** start DATASET ENTRIES **
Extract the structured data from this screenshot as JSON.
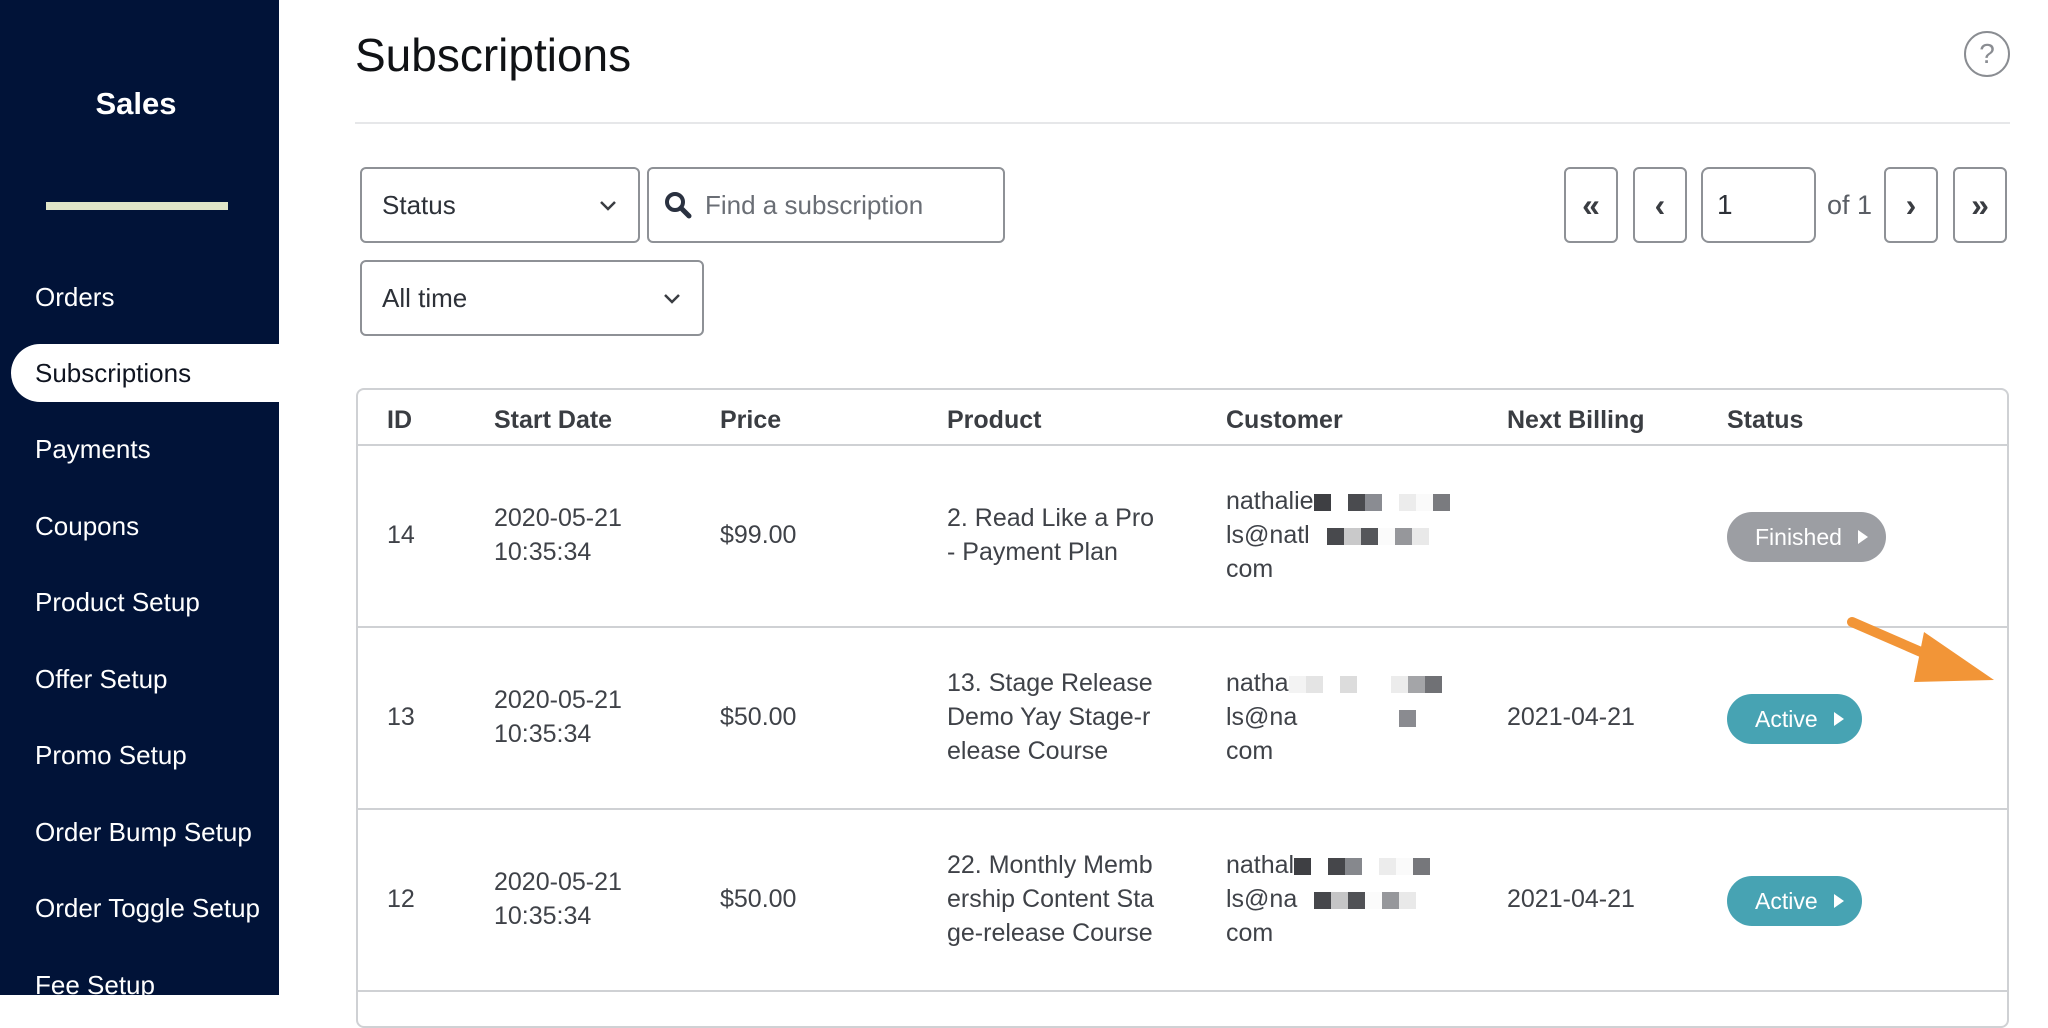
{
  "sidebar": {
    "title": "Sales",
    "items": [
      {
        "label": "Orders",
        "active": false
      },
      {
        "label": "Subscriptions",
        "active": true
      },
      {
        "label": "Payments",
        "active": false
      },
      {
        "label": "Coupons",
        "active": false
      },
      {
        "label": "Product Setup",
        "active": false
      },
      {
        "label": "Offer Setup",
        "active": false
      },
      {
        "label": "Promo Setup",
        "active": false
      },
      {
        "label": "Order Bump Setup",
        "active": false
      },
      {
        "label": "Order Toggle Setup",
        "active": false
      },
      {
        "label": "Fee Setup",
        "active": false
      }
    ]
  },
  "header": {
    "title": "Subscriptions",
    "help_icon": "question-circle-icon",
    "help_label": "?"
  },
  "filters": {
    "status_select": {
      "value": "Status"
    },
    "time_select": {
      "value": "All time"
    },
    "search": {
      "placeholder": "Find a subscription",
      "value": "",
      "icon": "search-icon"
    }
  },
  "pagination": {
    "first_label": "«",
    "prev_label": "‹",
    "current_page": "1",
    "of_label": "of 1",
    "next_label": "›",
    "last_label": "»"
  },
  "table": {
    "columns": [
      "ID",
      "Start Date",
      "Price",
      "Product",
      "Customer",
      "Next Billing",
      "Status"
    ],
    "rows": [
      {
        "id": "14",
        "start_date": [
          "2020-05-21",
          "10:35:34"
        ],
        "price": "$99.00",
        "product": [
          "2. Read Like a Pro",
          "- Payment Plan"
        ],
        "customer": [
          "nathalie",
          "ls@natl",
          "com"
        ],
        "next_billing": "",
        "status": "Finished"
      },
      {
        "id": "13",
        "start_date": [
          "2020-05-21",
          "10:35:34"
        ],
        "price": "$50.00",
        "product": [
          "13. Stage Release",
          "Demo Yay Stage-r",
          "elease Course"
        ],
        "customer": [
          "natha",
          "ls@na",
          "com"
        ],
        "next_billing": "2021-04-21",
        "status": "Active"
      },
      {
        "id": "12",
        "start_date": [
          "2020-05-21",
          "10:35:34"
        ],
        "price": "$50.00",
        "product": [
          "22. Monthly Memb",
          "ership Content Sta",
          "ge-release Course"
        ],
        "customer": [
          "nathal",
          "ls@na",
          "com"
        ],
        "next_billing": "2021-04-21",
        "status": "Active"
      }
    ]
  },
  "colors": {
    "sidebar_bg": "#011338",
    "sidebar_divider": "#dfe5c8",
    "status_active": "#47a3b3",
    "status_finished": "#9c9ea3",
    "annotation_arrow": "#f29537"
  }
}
** end DATASET ENTRIES **
▶ _EXERCISE AIM_:
Leave out the pictures and copy every record above exactly.

▶ _OUTPUT OF THE EXERCISE_:
Extract the structured data from this screenshot as JSON.
{
  "sidebar": {
    "title": "Sales",
    "items": [
      {
        "label": "Orders",
        "active": false
      },
      {
        "label": "Subscriptions",
        "active": true
      },
      {
        "label": "Payments",
        "active": false
      },
      {
        "label": "Coupons",
        "active": false
      },
      {
        "label": "Product Setup",
        "active": false
      },
      {
        "label": "Offer Setup",
        "active": false
      },
      {
        "label": "Promo Setup",
        "active": false
      },
      {
        "label": "Order Bump Setup",
        "active": false
      },
      {
        "label": "Order Toggle Setup",
        "active": false
      },
      {
        "label": "Fee Setup",
        "active": false
      }
    ]
  },
  "header": {
    "title": "Subscriptions",
    "help_icon": "question-circle-icon",
    "help_label": "?"
  },
  "filters": {
    "status_select": {
      "value": "Status"
    },
    "time_select": {
      "value": "All time"
    },
    "search": {
      "placeholder": "Find a subscription",
      "value": "",
      "icon": "search-icon"
    }
  },
  "pagination": {
    "first_label": "«",
    "prev_label": "‹",
    "current_page": "1",
    "of_label": "of 1",
    "next_label": "›",
    "last_label": "»"
  },
  "table": {
    "columns": [
      "ID",
      "Start Date",
      "Price",
      "Product",
      "Customer",
      "Next Billing",
      "Status"
    ],
    "rows": [
      {
        "id": "14",
        "start_date": [
          "2020-05-21",
          "10:35:34"
        ],
        "price": "$99.00",
        "product": [
          "2. Read Like a Pro",
          "- Payment Plan"
        ],
        "customer": [
          "nathalie",
          "ls@natl",
          "com"
        ],
        "next_billing": "",
        "status": "Finished"
      },
      {
        "id": "13",
        "start_date": [
          "2020-05-21",
          "10:35:34"
        ],
        "price": "$50.00",
        "product": [
          "13. Stage Release",
          "Demo Yay Stage-r",
          "elease Course"
        ],
        "customer": [
          "natha",
          "ls@na",
          "com"
        ],
        "next_billing": "2021-04-21",
        "status": "Active"
      },
      {
        "id": "12",
        "start_date": [
          "2020-05-21",
          "10:35:34"
        ],
        "price": "$50.00",
        "product": [
          "22. Monthly Memb",
          "ership Content Sta",
          "ge-release Course"
        ],
        "customer": [
          "nathal",
          "ls@na",
          "com"
        ],
        "next_billing": "2021-04-21",
        "status": "Active"
      }
    ]
  },
  "colors": {
    "sidebar_bg": "#011338",
    "sidebar_divider": "#dfe5c8",
    "status_active": "#47a3b3",
    "status_finished": "#9c9ea3",
    "annotation_arrow": "#f29537"
  }
}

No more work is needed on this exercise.